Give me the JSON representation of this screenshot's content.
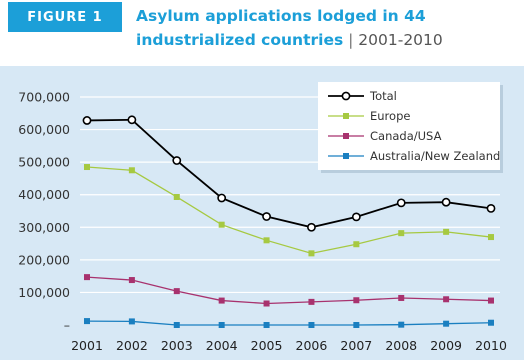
{
  "header": {
    "figure_label": "FIGURE 1",
    "title_main": "Asylum applications lodged in 44 industrialized countries",
    "title_separator": " | ",
    "title_years": "2001-2010"
  },
  "chart_data": {
    "type": "line",
    "title": "Asylum applications lodged in 44 industrialized countries",
    "subtitle": "2001-2010",
    "xlabel": "",
    "ylabel": "",
    "x": [
      "2001",
      "2002",
      "2003",
      "2004",
      "2005",
      "2006",
      "2007",
      "2008",
      "2009",
      "2010"
    ],
    "ylim": [
      0,
      700000
    ],
    "yticks": [
      0,
      100000,
      200000,
      300000,
      400000,
      500000,
      600000,
      700000
    ],
    "ytick_labels": [
      "–",
      "100,000",
      "200,000",
      "300,000",
      "400,000",
      "500,000",
      "600,000",
      "700,000"
    ],
    "grid": "horizontal",
    "legend_position": "top-right",
    "series": [
      {
        "name": "Total",
        "color": "#000000",
        "marker": "circle-open",
        "values": [
          628000,
          630000,
          505000,
          390000,
          333000,
          300000,
          332000,
          375000,
          377000,
          358000
        ]
      },
      {
        "name": "Europe",
        "color": "#a6c941",
        "marker": "square",
        "values": [
          485000,
          475000,
          393000,
          308000,
          260000,
          220000,
          248000,
          282000,
          286000,
          270000
        ]
      },
      {
        "name": "Canada/USA",
        "color": "#a8326e",
        "marker": "square",
        "values": [
          147000,
          138000,
          104000,
          75000,
          66000,
          71000,
          76000,
          83000,
          79000,
          75000
        ]
      },
      {
        "name": "Australia/New Zealand",
        "color": "#1a7fc0",
        "marker": "square",
        "values": [
          12000,
          11000,
          0,
          0,
          0,
          0,
          0,
          1000,
          4000,
          7000
        ]
      }
    ]
  }
}
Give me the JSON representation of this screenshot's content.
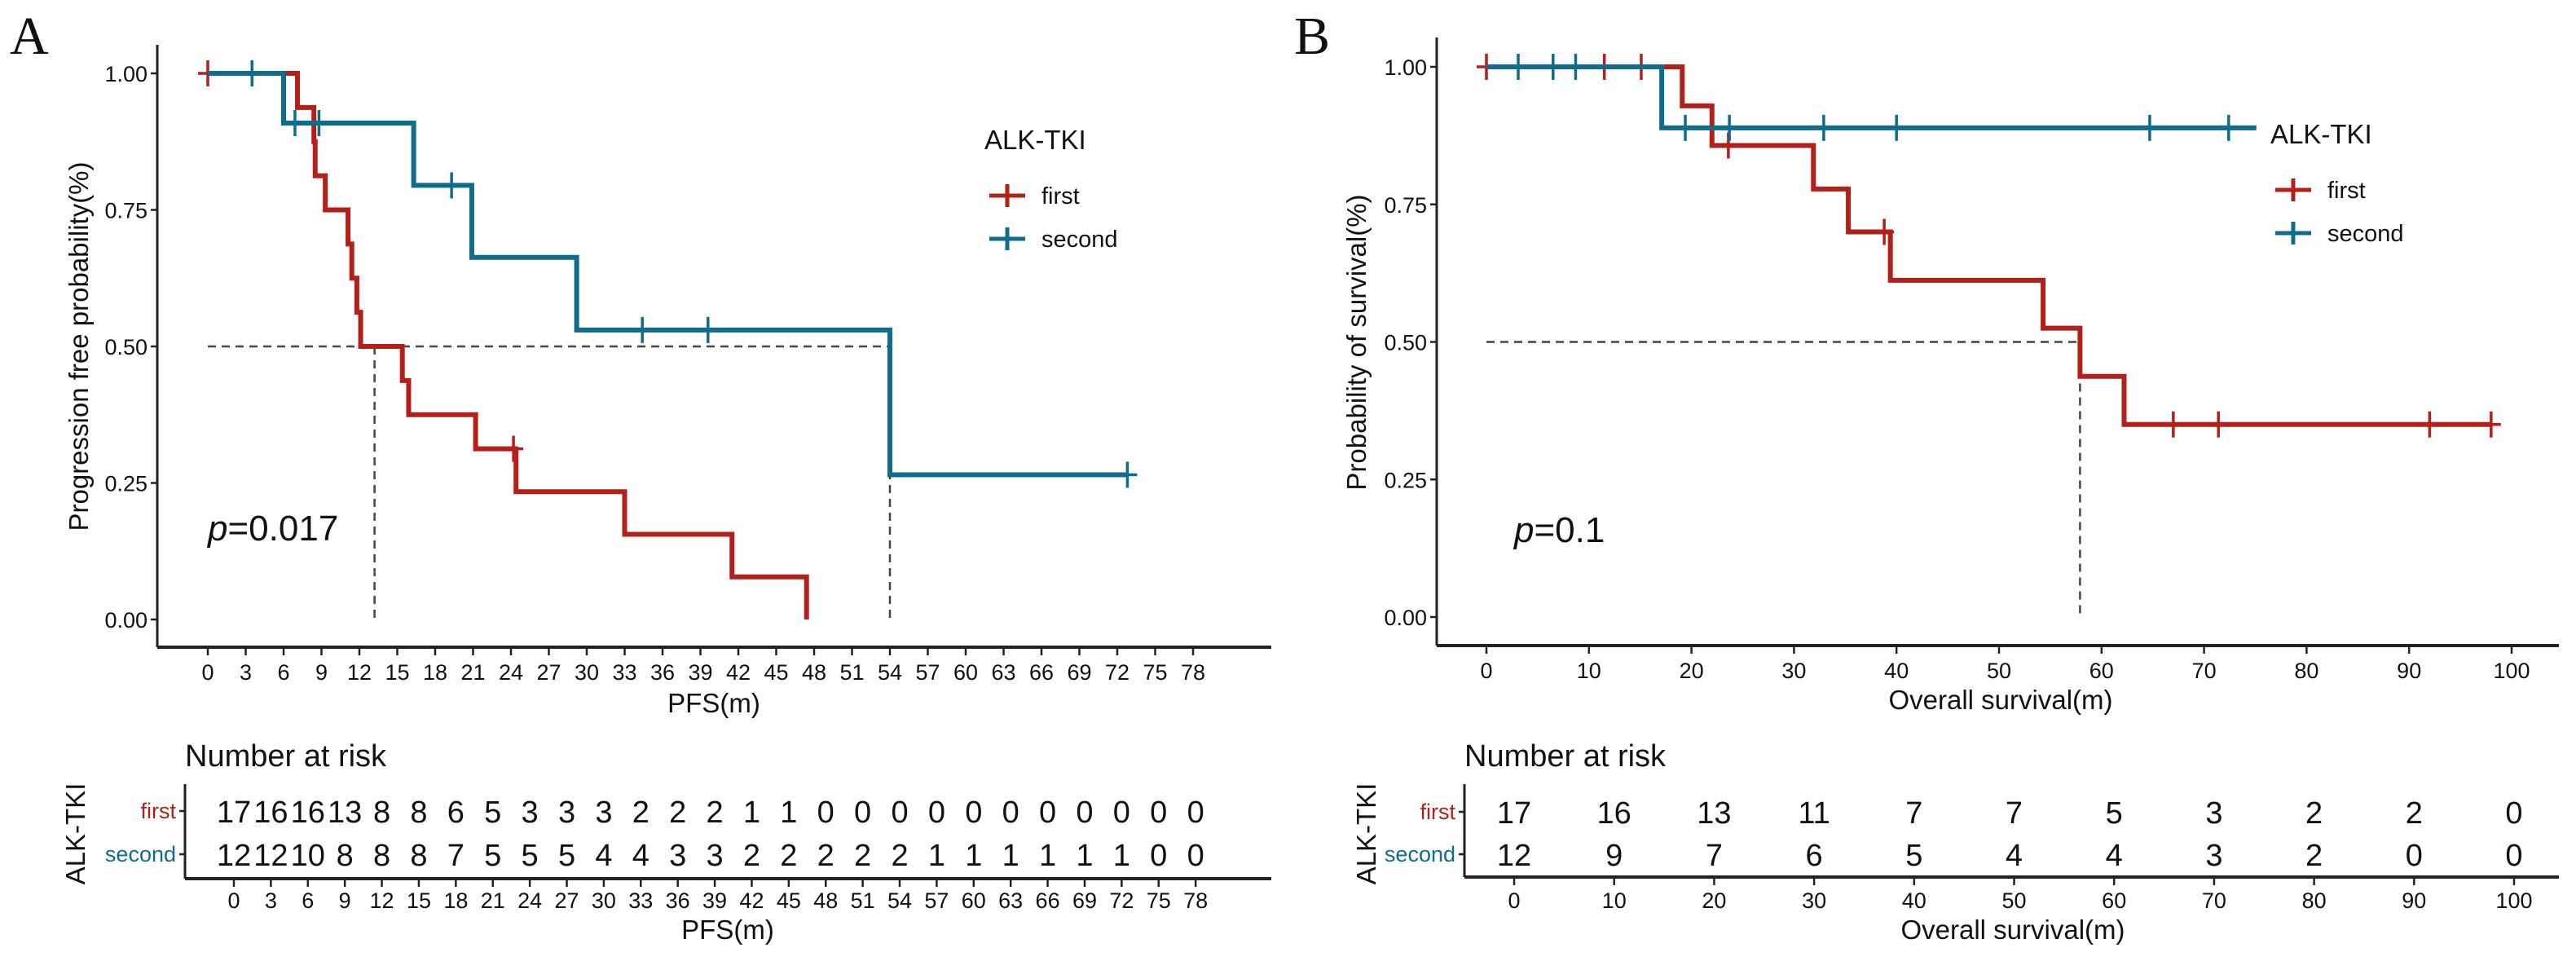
{
  "colors": {
    "first": "#b41f1a",
    "second": "#0f6d8c",
    "axis": "#222222",
    "median": "#444444"
  },
  "chart_data": [
    {
      "panel": "A",
      "type": "line",
      "subtype": "kaplan-meier",
      "xlabel": "PFS(m)",
      "ylabel": "Progression free probability(%)",
      "xlim": [
        0,
        78
      ],
      "ylim": [
        0,
        1
      ],
      "xticks": [
        0,
        3,
        6,
        9,
        12,
        15,
        18,
        21,
        24,
        27,
        30,
        33,
        36,
        39,
        42,
        45,
        48,
        51,
        54,
        57,
        60,
        63,
        66,
        69,
        72,
        75,
        78
      ],
      "yticks": [
        "0.00",
        "0.25",
        "0.50",
        "0.75",
        "1.00"
      ],
      "p_value_prefix": "p",
      "p_value_text": "=0.017",
      "legend": {
        "title": "ALK-TKI",
        "position": "top-right",
        "entries": [
          "first",
          "second"
        ]
      },
      "median_line": {
        "y": 0.5,
        "x": [
          13.2,
          54
        ]
      },
      "series": [
        {
          "name": "first",
          "steps": [
            [
              0,
              1
            ],
            [
              7.1,
              0.9375
            ],
            [
              8.4,
              0.875
            ],
            [
              8.5,
              0.8125
            ],
            [
              9.3,
              0.75
            ],
            [
              11.1,
              0.6875
            ],
            [
              11.4,
              0.625
            ],
            [
              11.8,
              0.5625
            ],
            [
              12.1,
              0.5
            ],
            [
              15.4,
              0.4375
            ],
            [
              15.9,
              0.375
            ],
            [
              21.2,
              0.3125
            ],
            [
              24.4,
              0.234
            ],
            [
              33,
              0.156
            ],
            [
              41.5,
              0.078
            ],
            [
              47.4,
              0
            ]
          ],
          "end": 47.4,
          "censored": [
            0,
            24.2
          ]
        },
        {
          "name": "second",
          "steps": [
            [
              0,
              1
            ],
            [
              6,
              0.909
            ],
            [
              16.3,
              0.795
            ],
            [
              20.9,
              0.663
            ],
            [
              29.2,
              0.53
            ],
            [
              54,
              0.265
            ]
          ],
          "end": 72.8,
          "censored": [
            3.5,
            6.9,
            8.8,
            19.3,
            34.4,
            39.6,
            72.8
          ]
        }
      ],
      "risk_table": {
        "title": "Number at risk",
        "strata_title": "ALK-TKI",
        "xlabel": "PFS(m)",
        "times": [
          0,
          3,
          6,
          9,
          12,
          15,
          18,
          21,
          24,
          27,
          30,
          33,
          36,
          39,
          42,
          45,
          48,
          51,
          54,
          57,
          60,
          63,
          66,
          69,
          72,
          75,
          78
        ],
        "rows": [
          {
            "name": "first",
            "values": [
              17,
              16,
              16,
              13,
              8,
              8,
              6,
              5,
              3,
              3,
              3,
              2,
              2,
              2,
              1,
              1,
              0,
              0,
              0,
              0,
              0,
              0,
              0,
              0,
              0,
              0,
              0
            ]
          },
          {
            "name": "second",
            "values": [
              12,
              12,
              10,
              8,
              8,
              8,
              7,
              5,
              5,
              5,
              4,
              4,
              3,
              3,
              2,
              2,
              2,
              2,
              2,
              1,
              1,
              1,
              1,
              1,
              1,
              0,
              0
            ]
          }
        ]
      }
    },
    {
      "panel": "B",
      "type": "line",
      "subtype": "kaplan-meier",
      "xlabel": "Overall survival(m)",
      "ylabel": "Probability of survival(%)",
      "xlim": [
        0,
        100
      ],
      "ylim": [
        0,
        1
      ],
      "xticks": [
        0,
        10,
        20,
        30,
        40,
        50,
        60,
        70,
        80,
        90,
        100
      ],
      "yticks": [
        "0.00",
        "0.25",
        "0.50",
        "0.75",
        "1.00"
      ],
      "p_value_prefix": "p",
      "p_value_text": "=0.1",
      "legend": {
        "title": "ALK-TKI",
        "position": "top-right",
        "entries": [
          "first",
          "second"
        ]
      },
      "median_line": {
        "y": 0.5,
        "x": [
          57.9
        ]
      },
      "series": [
        {
          "name": "first",
          "steps": [
            [
              0,
              1
            ],
            [
              19.1,
              0.929
            ],
            [
              22,
              0.857
            ],
            [
              31.9,
              0.778
            ],
            [
              35.3,
              0.7
            ],
            [
              39.4,
              0.612
            ],
            [
              54.3,
              0.525
            ],
            [
              57.9,
              0.4375
            ],
            [
              62.2,
              0.35
            ]
          ],
          "end": 98,
          "censored": [
            0,
            11.5,
            15.1,
            23.6,
            38.8,
            67,
            71.4,
            92,
            98
          ]
        },
        {
          "name": "second",
          "steps": [
            [
              0,
              1
            ],
            [
              17.1,
              0.889
            ]
          ],
          "end": 75.1,
          "censored": [
            3.1,
            6.5,
            8.7,
            19.4,
            23.7,
            32.9,
            40,
            64.7,
            72.4
          ]
        }
      ],
      "risk_table": {
        "title": "Number at risk",
        "strata_title": "ALK-TKI",
        "xlabel": "Overall survival(m)",
        "times": [
          0,
          10,
          20,
          30,
          40,
          50,
          60,
          70,
          80,
          90,
          100
        ],
        "rows": [
          {
            "name": "first",
            "values": [
              17,
              16,
              13,
              11,
              7,
              7,
              5,
              3,
              2,
              2,
              0
            ]
          },
          {
            "name": "second",
            "values": [
              12,
              9,
              7,
              6,
              5,
              4,
              4,
              3,
              2,
              0,
              0
            ]
          }
        ]
      }
    }
  ]
}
|---|
▸ **Objective**: Restate the data above word for word. Do not include the images.

▸ **Expected output**:
Give me the JSON representation of this screenshot's content.
{
  "header": {
    "figure_label": "FIGURE 1",
    "title_main": "Asylum applications lodged in 44 industrialized countries",
    "title_separator": " | ",
    "title_years": "2001-2010"
  },
  "chart_data": {
    "type": "line",
    "title": "Asylum applications lodged in 44 industrialized countries",
    "subtitle": "2001-2010",
    "xlabel": "",
    "ylabel": "",
    "x": [
      "2001",
      "2002",
      "2003",
      "2004",
      "2005",
      "2006",
      "2007",
      "2008",
      "2009",
      "2010"
    ],
    "ylim": [
      0,
      700000
    ],
    "yticks": [
      0,
      100000,
      200000,
      300000,
      400000,
      500000,
      600000,
      700000
    ],
    "ytick_labels": [
      "–",
      "100,000",
      "200,000",
      "300,000",
      "400,000",
      "500,000",
      "600,000",
      "700,000"
    ],
    "grid": "horizontal",
    "legend_position": "top-right",
    "series": [
      {
        "name": "Total",
        "color": "#000000",
        "marker": "circle-open",
        "values": [
          628000,
          630000,
          505000,
          390000,
          333000,
          300000,
          332000,
          375000,
          377000,
          358000
        ]
      },
      {
        "name": "Europe",
        "color": "#a6c941",
        "marker": "square",
        "values": [
          485000,
          475000,
          393000,
          308000,
          260000,
          220000,
          248000,
          282000,
          286000,
          270000
        ]
      },
      {
        "name": "Canada/USA",
        "color": "#a8326e",
        "marker": "square",
        "values": [
          147000,
          138000,
          104000,
          75000,
          66000,
          71000,
          76000,
          83000,
          79000,
          75000
        ]
      },
      {
        "name": "Australia/New Zealand",
        "color": "#1a7fc0",
        "marker": "square",
        "values": [
          12000,
          11000,
          0,
          0,
          0,
          0,
          0,
          1000,
          4000,
          7000
        ]
      }
    ]
  }
}
Give me the JSON representation of this screenshot's content.
{
  "colors": {
    "first": "#b41f1a",
    "second": "#0f6d8c",
    "axis": "#222222",
    "median": "#444444"
  },
  "chart_data": [
    {
      "panel": "A",
      "type": "line",
      "subtype": "kaplan-meier",
      "xlabel": "PFS(m)",
      "ylabel": "Progression free probability(%)",
      "xlim": [
        0,
        78
      ],
      "ylim": [
        0,
        1
      ],
      "xticks": [
        0,
        3,
        6,
        9,
        12,
        15,
        18,
        21,
        24,
        27,
        30,
        33,
        36,
        39,
        42,
        45,
        48,
        51,
        54,
        57,
        60,
        63,
        66,
        69,
        72,
        75,
        78
      ],
      "yticks": [
        "0.00",
        "0.25",
        "0.50",
        "0.75",
        "1.00"
      ],
      "p_value_prefix": "p",
      "p_value_text": "=0.017",
      "legend": {
        "title": "ALK-TKI",
        "position": "top-right",
        "entries": [
          "first",
          "second"
        ]
      },
      "median_line": {
        "y": 0.5,
        "x": [
          13.2,
          54
        ]
      },
      "series": [
        {
          "name": "first",
          "steps": [
            [
              0,
              1
            ],
            [
              7.1,
              0.9375
            ],
            [
              8.4,
              0.875
            ],
            [
              8.5,
              0.8125
            ],
            [
              9.3,
              0.75
            ],
            [
              11.1,
              0.6875
            ],
            [
              11.4,
              0.625
            ],
            [
              11.8,
              0.5625
            ],
            [
              12.1,
              0.5
            ],
            [
              15.4,
              0.4375
            ],
            [
              15.9,
              0.375
            ],
            [
              21.2,
              0.3125
            ],
            [
              24.4,
              0.234
            ],
            [
              33,
              0.156
            ],
            [
              41.5,
              0.078
            ],
            [
              47.4,
              0
            ]
          ],
          "end": 47.4,
          "censored": [
            0,
            24.2
          ]
        },
        {
          "name": "second",
          "steps": [
            [
              0,
              1
            ],
            [
              6,
              0.909
            ],
            [
              16.3,
              0.795
            ],
            [
              20.9,
              0.663
            ],
            [
              29.2,
              0.53
            ],
            [
              54,
              0.265
            ]
          ],
          "end": 72.8,
          "censored": [
            3.5,
            6.9,
            8.8,
            19.3,
            34.4,
            39.6,
            72.8
          ]
        }
      ],
      "risk_table": {
        "title": "Number at risk",
        "strata_title": "ALK-TKI",
        "xlabel": "PFS(m)",
        "times": [
          0,
          3,
          6,
          9,
          12,
          15,
          18,
          21,
          24,
          27,
          30,
          33,
          36,
          39,
          42,
          45,
          48,
          51,
          54,
          57,
          60,
          63,
          66,
          69,
          72,
          75,
          78
        ],
        "rows": [
          {
            "name": "first",
            "values": [
              17,
              16,
              16,
              13,
              8,
              8,
              6,
              5,
              3,
              3,
              3,
              2,
              2,
              2,
              1,
              1,
              0,
              0,
              0,
              0,
              0,
              0,
              0,
              0,
              0,
              0,
              0
            ]
          },
          {
            "name": "second",
            "values": [
              12,
              12,
              10,
              8,
              8,
              8,
              7,
              5,
              5,
              5,
              4,
              4,
              3,
              3,
              2,
              2,
              2,
              2,
              2,
              1,
              1,
              1,
              1,
              1,
              1,
              0,
              0
            ]
          }
        ]
      }
    },
    {
      "panel": "B",
      "type": "line",
      "subtype": "kaplan-meier",
      "xlabel": "Overall survival(m)",
      "ylabel": "Probability of survival(%)",
      "xlim": [
        0,
        100
      ],
      "ylim": [
        0,
        1
      ],
      "xticks": [
        0,
        10,
        20,
        30,
        40,
        50,
        60,
        70,
        80,
        90,
        100
      ],
      "yticks": [
        "0.00",
        "0.25",
        "0.50",
        "0.75",
        "1.00"
      ],
      "p_value_prefix": "p",
      "p_value_text": "=0.1",
      "legend": {
        "title": "ALK-TKI",
        "position": "top-right",
        "entries": [
          "first",
          "second"
        ]
      },
      "median_line": {
        "y": 0.5,
        "x": [
          57.9
        ]
      },
      "series": [
        {
          "name": "first",
          "steps": [
            [
              0,
              1
            ],
            [
              19.1,
              0.929
            ],
            [
              22,
              0.857
            ],
            [
              31.9,
              0.778
            ],
            [
              35.3,
              0.7
            ],
            [
              39.4,
              0.612
            ],
            [
              54.3,
              0.525
            ],
            [
              57.9,
              0.4375
            ],
            [
              62.2,
              0.35
            ]
          ],
          "end": 98,
          "censored": [
            0,
            11.5,
            15.1,
            23.6,
            38.8,
            67,
            71.4,
            92,
            98
          ]
        },
        {
          "name": "second",
          "steps": [
            [
              0,
              1
            ],
            [
              17.1,
              0.889
            ]
          ],
          "end": 75.1,
          "censored": [
            3.1,
            6.5,
            8.7,
            19.4,
            23.7,
            32.9,
            40,
            64.7,
            72.4
          ]
        }
      ],
      "risk_table": {
        "title": "Number at risk",
        "strata_title": "ALK-TKI",
        "xlabel": "Overall survival(m)",
        "times": [
          0,
          10,
          20,
          30,
          40,
          50,
          60,
          70,
          80,
          90,
          100
        ],
        "rows": [
          {
            "name": "first",
            "values": [
              17,
              16,
              13,
              11,
              7,
              7,
              5,
              3,
              2,
              2,
              0
            ]
          },
          {
            "name": "second",
            "values": [
              12,
              9,
              7,
              6,
              5,
              4,
              4,
              3,
              2,
              0,
              0
            ]
          }
        ]
      }
    }
  ]
}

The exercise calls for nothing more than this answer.